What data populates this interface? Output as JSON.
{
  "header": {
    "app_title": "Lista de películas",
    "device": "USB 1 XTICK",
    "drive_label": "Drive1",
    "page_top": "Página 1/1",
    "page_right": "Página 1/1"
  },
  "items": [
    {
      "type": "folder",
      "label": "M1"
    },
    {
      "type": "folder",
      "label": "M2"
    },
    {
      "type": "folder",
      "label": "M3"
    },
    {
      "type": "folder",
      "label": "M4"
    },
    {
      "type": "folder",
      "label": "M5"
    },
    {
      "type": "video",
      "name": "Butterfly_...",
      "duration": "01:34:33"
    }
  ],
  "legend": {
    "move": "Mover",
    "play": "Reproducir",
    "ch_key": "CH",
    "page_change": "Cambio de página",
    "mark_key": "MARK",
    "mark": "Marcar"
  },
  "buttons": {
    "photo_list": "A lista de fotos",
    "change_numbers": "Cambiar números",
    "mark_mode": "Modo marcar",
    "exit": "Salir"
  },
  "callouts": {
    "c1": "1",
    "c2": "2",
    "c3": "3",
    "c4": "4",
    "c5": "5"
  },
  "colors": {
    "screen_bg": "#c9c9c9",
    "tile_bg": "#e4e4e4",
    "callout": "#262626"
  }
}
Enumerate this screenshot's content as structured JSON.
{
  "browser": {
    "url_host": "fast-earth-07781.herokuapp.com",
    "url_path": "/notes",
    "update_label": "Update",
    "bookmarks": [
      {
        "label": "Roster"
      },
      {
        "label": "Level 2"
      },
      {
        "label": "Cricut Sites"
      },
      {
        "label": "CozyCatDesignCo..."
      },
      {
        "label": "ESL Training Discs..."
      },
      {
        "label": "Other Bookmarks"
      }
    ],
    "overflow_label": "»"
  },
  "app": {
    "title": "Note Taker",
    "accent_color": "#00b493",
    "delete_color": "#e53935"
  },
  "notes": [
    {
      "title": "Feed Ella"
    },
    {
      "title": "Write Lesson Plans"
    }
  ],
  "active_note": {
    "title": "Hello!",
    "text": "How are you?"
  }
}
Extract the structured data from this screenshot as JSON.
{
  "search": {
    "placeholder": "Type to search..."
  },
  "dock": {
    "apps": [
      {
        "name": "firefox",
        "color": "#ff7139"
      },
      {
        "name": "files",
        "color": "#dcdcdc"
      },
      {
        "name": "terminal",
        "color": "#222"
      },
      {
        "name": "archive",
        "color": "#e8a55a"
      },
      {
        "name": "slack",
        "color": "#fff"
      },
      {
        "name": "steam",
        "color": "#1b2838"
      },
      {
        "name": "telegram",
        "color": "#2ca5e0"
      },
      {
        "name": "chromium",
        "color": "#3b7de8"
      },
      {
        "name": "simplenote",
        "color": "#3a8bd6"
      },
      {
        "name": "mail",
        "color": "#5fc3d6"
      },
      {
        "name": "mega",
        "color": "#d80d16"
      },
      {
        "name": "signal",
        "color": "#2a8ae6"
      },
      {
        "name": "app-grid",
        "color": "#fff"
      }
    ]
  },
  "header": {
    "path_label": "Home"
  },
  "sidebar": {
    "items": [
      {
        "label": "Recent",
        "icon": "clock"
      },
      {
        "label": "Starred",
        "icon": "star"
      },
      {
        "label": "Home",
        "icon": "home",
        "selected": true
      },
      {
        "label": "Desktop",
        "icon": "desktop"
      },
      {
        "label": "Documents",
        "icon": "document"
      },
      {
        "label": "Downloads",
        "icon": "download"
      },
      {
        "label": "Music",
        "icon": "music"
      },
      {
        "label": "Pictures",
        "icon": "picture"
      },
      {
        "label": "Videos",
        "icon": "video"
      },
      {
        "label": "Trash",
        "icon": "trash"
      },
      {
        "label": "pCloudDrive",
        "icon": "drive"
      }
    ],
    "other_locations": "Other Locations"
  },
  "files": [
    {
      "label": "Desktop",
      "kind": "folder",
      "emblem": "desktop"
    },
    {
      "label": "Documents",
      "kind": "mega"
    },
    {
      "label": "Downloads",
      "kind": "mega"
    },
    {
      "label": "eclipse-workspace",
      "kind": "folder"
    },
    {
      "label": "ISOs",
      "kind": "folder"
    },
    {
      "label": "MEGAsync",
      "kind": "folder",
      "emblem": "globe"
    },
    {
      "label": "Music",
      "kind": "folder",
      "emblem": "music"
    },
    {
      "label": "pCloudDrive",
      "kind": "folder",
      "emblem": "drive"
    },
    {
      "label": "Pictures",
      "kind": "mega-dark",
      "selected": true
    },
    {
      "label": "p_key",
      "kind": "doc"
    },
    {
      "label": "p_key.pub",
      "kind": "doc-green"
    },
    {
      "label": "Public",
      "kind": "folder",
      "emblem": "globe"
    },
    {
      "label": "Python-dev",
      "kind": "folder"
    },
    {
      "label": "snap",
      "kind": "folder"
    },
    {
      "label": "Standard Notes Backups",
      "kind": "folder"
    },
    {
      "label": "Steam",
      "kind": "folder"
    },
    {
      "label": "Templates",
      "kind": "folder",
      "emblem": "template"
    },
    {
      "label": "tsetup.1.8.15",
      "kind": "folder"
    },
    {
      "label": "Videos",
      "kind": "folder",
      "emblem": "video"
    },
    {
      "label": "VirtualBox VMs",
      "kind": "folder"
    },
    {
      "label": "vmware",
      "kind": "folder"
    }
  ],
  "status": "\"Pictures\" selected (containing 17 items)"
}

* **Problem to work on**: Return every entry verbatim.

* **Response to the task**:
What data populates this interface? Output as JSON.
{
  "header": {
    "app_title": "Lista de películas",
    "device": "USB 1 XTICK",
    "drive_label": "Drive1",
    "page_top": "Página 1/1",
    "page_right": "Página 1/1"
  },
  "items": [
    {
      "type": "folder",
      "label": "M1"
    },
    {
      "type": "folder",
      "label": "M2"
    },
    {
      "type": "folder",
      "label": "M3"
    },
    {
      "type": "folder",
      "label": "M4"
    },
    {
      "type": "folder",
      "label": "M5"
    },
    {
      "type": "video",
      "name": "Butterfly_...",
      "duration": "01:34:33"
    }
  ],
  "legend": {
    "move": "Mover",
    "play": "Reproducir",
    "ch_key": "CH",
    "page_change": "Cambio de página",
    "mark_key": "MARK",
    "mark": "Marcar"
  },
  "buttons": {
    "photo_list": "A lista de fotos",
    "change_numbers": "Cambiar números",
    "mark_mode": "Modo marcar",
    "exit": "Salir"
  },
  "callouts": {
    "c1": "1",
    "c2": "2",
    "c3": "3",
    "c4": "4",
    "c5": "5"
  },
  "colors": {
    "screen_bg": "#c9c9c9",
    "tile_bg": "#e4e4e4",
    "callout": "#262626"
  }
}
Enumerate this screenshot's content as structured JSON.
{
  "browser": {
    "url_host": "fast-earth-07781.herokuapp.com",
    "url_path": "/notes",
    "update_label": "Update",
    "bookmarks": [
      {
        "label": "Roster"
      },
      {
        "label": "Level 2"
      },
      {
        "label": "Cricut Sites"
      },
      {
        "label": "CozyCatDesignCo..."
      },
      {
        "label": "ESL Training Discs..."
      },
      {
        "label": "Other Bookmarks"
      }
    ],
    "overflow_label": "»"
  },
  "app": {
    "title": "Note Taker",
    "accent_color": "#00b493",
    "delete_color": "#e53935"
  },
  "notes": [
    {
      "title": "Feed Ella"
    },
    {
      "title": "Write Lesson Plans"
    }
  ],
  "active_note": {
    "title": "Hello!",
    "text": "How are you?"
  }
}
Extract the structured data from this screenshot as JSON.
{
  "search": {
    "placeholder": "Type to search..."
  },
  "dock": {
    "apps": [
      {
        "name": "firefox",
        "color": "#ff7139"
      },
      {
        "name": "files",
        "color": "#dcdcdc"
      },
      {
        "name": "terminal",
        "color": "#222"
      },
      {
        "name": "archive",
        "color": "#e8a55a"
      },
      {
        "name": "slack",
        "color": "#fff"
      },
      {
        "name": "steam",
        "color": "#1b2838"
      },
      {
        "name": "telegram",
        "color": "#2ca5e0"
      },
      {
        "name": "chromium",
        "color": "#3b7de8"
      },
      {
        "name": "simplenote",
        "color": "#3a8bd6"
      },
      {
        "name": "mail",
        "color": "#5fc3d6"
      },
      {
        "name": "mega",
        "color": "#d80d16"
      },
      {
        "name": "signal",
        "color": "#2a8ae6"
      },
      {
        "name": "app-grid",
        "color": "#fff"
      }
    ]
  },
  "header": {
    "path_label": "Home"
  },
  "sidebar": {
    "items": [
      {
        "label": "Recent",
        "icon": "clock"
      },
      {
        "label": "Starred",
        "icon": "star"
      },
      {
        "label": "Home",
        "icon": "home",
        "selected": true
      },
      {
        "label": "Desktop",
        "icon": "desktop"
      },
      {
        "label": "Documents",
        "icon": "document"
      },
      {
        "label": "Downloads",
        "icon": "download"
      },
      {
        "label": "Music",
        "icon": "music"
      },
      {
        "label": "Pictures",
        "icon": "picture"
      },
      {
        "label": "Videos",
        "icon": "video"
      },
      {
        "label": "Trash",
        "icon": "trash"
      },
      {
        "label": "pCloudDrive",
        "icon": "drive"
      }
    ],
    "other_locations": "Other Locations"
  },
  "files": [
    {
      "label": "Desktop",
      "kind": "folder",
      "emblem": "desktop"
    },
    {
      "label": "Documents",
      "kind": "mega"
    },
    {
      "label": "Downloads",
      "kind": "mega"
    },
    {
      "label": "eclipse-workspace",
      "kind": "folder"
    },
    {
      "label": "ISOs",
      "kind": "folder"
    },
    {
      "label": "MEGAsync",
      "kind": "folder",
      "emblem": "globe"
    },
    {
      "label": "Music",
      "kind": "folder",
      "emblem": "music"
    },
    {
      "label": "pCloudDrive",
      "kind": "folder",
      "emblem": "drive"
    },
    {
      "label": "Pictures",
      "kind": "mega-dark",
      "selected": true
    },
    {
      "label": "p_key",
      "kind": "doc"
    },
    {
      "label": "p_key.pub",
      "kind": "doc-green"
    },
    {
      "label": "Public",
      "kind": "folder",
      "emblem": "globe"
    },
    {
      "label": "Python-dev",
      "kind": "folder"
    },
    {
      "label": "snap",
      "kind": "folder"
    },
    {
      "label": "Standard Notes Backups",
      "kind": "folder"
    },
    {
      "label": "Steam",
      "kind": "folder"
    },
    {
      "label": "Templates",
      "kind": "folder",
      "emblem": "template"
    },
    {
      "label": "tsetup.1.8.15",
      "kind": "folder"
    },
    {
      "label": "Videos",
      "kind": "folder",
      "emblem": "video"
    },
    {
      "label": "VirtualBox VMs",
      "kind": "folder"
    },
    {
      "label": "vmware",
      "kind": "folder"
    }
  ],
  "status": "\"Pictures\" selected (containing 17 items)"
}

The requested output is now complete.